• _GIVEN INSTRUCTION_: Please set out all the lines below as a Markdown table with two columns, Row and Line: Row holds the running row number, and Line holds each line's text, with blank lines omitted.

— Begin —

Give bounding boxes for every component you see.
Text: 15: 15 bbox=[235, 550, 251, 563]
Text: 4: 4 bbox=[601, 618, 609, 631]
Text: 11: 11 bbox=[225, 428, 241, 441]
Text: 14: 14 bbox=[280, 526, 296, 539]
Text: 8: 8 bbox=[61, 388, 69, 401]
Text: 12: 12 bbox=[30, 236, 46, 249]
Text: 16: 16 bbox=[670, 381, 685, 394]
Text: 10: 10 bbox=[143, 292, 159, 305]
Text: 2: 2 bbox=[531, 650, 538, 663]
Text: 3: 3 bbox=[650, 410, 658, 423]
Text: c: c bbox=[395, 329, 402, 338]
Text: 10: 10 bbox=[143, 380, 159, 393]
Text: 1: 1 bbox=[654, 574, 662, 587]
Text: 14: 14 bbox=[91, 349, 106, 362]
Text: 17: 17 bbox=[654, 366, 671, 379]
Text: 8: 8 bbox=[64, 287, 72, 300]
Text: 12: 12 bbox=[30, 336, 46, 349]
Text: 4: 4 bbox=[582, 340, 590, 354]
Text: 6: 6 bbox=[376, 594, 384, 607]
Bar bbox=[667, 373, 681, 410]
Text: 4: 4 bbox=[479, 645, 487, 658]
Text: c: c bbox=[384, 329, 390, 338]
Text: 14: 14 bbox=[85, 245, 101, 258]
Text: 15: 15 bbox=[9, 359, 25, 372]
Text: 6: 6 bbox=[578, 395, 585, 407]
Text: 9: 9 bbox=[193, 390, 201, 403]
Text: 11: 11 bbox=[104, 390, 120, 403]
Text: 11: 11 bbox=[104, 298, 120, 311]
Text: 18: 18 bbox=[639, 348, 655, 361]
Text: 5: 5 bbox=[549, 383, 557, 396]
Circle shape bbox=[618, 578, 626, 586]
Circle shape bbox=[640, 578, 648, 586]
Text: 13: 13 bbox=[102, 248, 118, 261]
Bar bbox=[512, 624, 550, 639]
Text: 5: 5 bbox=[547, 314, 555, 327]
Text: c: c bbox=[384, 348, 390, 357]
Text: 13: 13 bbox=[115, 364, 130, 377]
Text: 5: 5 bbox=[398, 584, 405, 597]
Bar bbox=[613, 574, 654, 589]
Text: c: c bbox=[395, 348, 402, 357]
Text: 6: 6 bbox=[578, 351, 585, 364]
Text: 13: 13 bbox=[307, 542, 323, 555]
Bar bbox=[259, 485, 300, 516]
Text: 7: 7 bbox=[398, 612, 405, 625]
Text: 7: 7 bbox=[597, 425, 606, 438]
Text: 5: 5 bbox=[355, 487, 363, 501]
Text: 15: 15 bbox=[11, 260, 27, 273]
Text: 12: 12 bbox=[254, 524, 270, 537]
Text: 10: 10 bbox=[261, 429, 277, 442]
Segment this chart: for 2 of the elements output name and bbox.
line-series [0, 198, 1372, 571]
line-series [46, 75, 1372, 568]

— End —

• _ANSWER TO THIS PROBLEM_:
| Row | Line |
|---|---|
| 1 | Give bounding boxes for every component you see. |
| 2 | Text: 15: 15 bbox=[235, 550, 251, 563] |
| 3 | Text: 4: 4 bbox=[601, 618, 609, 631] |
| 4 | Text: 11: 11 bbox=[225, 428, 241, 441] |
| 5 | Text: 14: 14 bbox=[280, 526, 296, 539] |
| 6 | Text: 8: 8 bbox=[61, 388, 69, 401] |
| 7 | Text: 12: 12 bbox=[30, 236, 46, 249] |
| 8 | Text: 16: 16 bbox=[670, 381, 685, 394] |
| 9 | Text: 10: 10 bbox=[143, 292, 159, 305] |
| 10 | Text: 2: 2 bbox=[531, 650, 538, 663] |
| 11 | Text: 3: 3 bbox=[650, 410, 658, 423] |
| 12 | Text: c: c bbox=[395, 329, 402, 338] |
| 13 | Text: 10: 10 bbox=[143, 380, 159, 393] |
| 14 | Text: 1: 1 bbox=[654, 574, 662, 587] |
| 15 | Text: 14: 14 bbox=[91, 349, 106, 362] |
| 16 | Text: 17: 17 bbox=[654, 366, 671, 379] |
| 17 | Text: 8: 8 bbox=[64, 287, 72, 300] |
| 18 | Text: 12: 12 bbox=[30, 336, 46, 349] |
| 19 | Text: 4: 4 bbox=[582, 340, 590, 354] |
| 20 | Text: 6: 6 bbox=[376, 594, 384, 607] |
| 21 | Bar bbox=[667, 373, 681, 410] |
| 22 | Text: 4: 4 bbox=[479, 645, 487, 658] |
| 23 | Text: c: c bbox=[384, 329, 390, 338] |
| 24 | Text: 14: 14 bbox=[85, 245, 101, 258] |
| 25 | Text: 15: 15 bbox=[9, 359, 25, 372] |
| 26 | Text: 6: 6 bbox=[578, 395, 585, 407] |
| 27 | Text: 9: 9 bbox=[193, 390, 201, 403] |
| 28 | Text: 11: 11 bbox=[104, 390, 120, 403] |
| 29 | Text: 11: 11 bbox=[104, 298, 120, 311] |
| 30 | Text: 18: 18 bbox=[639, 348, 655, 361] |
| 31 | Text: 5: 5 bbox=[549, 383, 557, 396] |
| 32 | Circle shape bbox=[618, 578, 626, 586] |
| 33 | Circle shape bbox=[640, 578, 648, 586] |
| 34 | Text: 13: 13 bbox=[102, 248, 118, 261] |
| 35 | Bar bbox=[512, 624, 550, 639] |
| 36 | Text: 5: 5 bbox=[547, 314, 555, 327] |
| 37 | Text: c: c bbox=[384, 348, 390, 357] |
| 38 | Text: 13: 13 bbox=[115, 364, 130, 377] |
| 39 | Text: 5: 5 bbox=[398, 584, 405, 597] |
| 40 | Bar bbox=[613, 574, 654, 589] |
| 41 | Text: c: c bbox=[395, 348, 402, 357] |
| 42 | Text: 6: 6 bbox=[578, 351, 585, 364] |
| 43 | Text: 13: 13 bbox=[307, 542, 323, 555] |
| 44 | Bar bbox=[259, 485, 300, 516] |
| 45 | Text: 7: 7 bbox=[398, 612, 405, 625] |
| 46 | Text: 7: 7 bbox=[597, 425, 606, 438] |
| 47 | Text: 5: 5 bbox=[355, 487, 363, 501] |
| 48 | Text: 15: 15 bbox=[11, 260, 27, 273] |
| 49 | Text: 12: 12 bbox=[254, 524, 270, 537] |
| 50 | Text: 10: 10 bbox=[261, 429, 277, 442] |
| 51 | Segment this chart: for 2 of the elements output name and bbox. |
| 52 | line-series [0, 198, 1372, 571] |
| 53 | line-series [46, 75, 1372, 568] |